-- Start Records for the exercise --

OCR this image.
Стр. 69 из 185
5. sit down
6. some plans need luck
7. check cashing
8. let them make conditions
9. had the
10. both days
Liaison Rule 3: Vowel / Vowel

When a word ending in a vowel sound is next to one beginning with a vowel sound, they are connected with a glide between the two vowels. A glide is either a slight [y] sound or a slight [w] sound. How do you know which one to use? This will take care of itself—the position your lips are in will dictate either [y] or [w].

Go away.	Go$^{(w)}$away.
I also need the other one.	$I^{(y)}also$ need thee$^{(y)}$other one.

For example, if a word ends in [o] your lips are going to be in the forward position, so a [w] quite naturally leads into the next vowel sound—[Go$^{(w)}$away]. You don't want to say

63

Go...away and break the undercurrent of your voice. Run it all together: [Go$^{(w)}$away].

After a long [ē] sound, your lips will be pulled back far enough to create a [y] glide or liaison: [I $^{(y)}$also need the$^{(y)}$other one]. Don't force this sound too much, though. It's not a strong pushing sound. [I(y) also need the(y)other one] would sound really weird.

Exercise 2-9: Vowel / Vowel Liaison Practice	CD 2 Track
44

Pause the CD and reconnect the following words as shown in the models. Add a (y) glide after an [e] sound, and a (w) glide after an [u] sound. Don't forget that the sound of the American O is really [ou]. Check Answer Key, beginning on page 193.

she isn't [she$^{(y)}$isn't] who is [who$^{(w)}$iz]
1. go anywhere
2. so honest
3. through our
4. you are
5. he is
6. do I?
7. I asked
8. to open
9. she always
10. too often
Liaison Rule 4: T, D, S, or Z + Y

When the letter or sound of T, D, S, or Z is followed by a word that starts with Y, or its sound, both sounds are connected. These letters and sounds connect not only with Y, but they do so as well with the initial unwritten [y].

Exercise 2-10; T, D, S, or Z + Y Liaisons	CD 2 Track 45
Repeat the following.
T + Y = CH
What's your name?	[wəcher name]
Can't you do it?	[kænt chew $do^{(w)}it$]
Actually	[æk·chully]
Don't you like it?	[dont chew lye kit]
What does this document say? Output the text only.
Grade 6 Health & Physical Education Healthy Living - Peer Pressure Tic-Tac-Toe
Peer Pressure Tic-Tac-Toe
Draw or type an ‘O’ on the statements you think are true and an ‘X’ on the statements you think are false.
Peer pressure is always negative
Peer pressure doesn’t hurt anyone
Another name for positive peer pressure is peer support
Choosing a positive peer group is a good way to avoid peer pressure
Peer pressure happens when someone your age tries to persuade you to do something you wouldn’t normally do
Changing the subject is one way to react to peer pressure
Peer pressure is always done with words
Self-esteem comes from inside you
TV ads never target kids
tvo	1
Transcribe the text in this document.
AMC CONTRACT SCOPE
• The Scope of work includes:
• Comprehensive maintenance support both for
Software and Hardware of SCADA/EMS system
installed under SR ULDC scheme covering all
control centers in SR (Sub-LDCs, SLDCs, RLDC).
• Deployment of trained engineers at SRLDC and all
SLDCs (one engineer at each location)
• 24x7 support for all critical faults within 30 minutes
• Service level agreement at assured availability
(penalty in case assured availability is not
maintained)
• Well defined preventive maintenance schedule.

-- End Records for the exercise --

## Exercise directions
Report how many lines in the data contain the word "only", with no words besides the number.

## Exercise response
2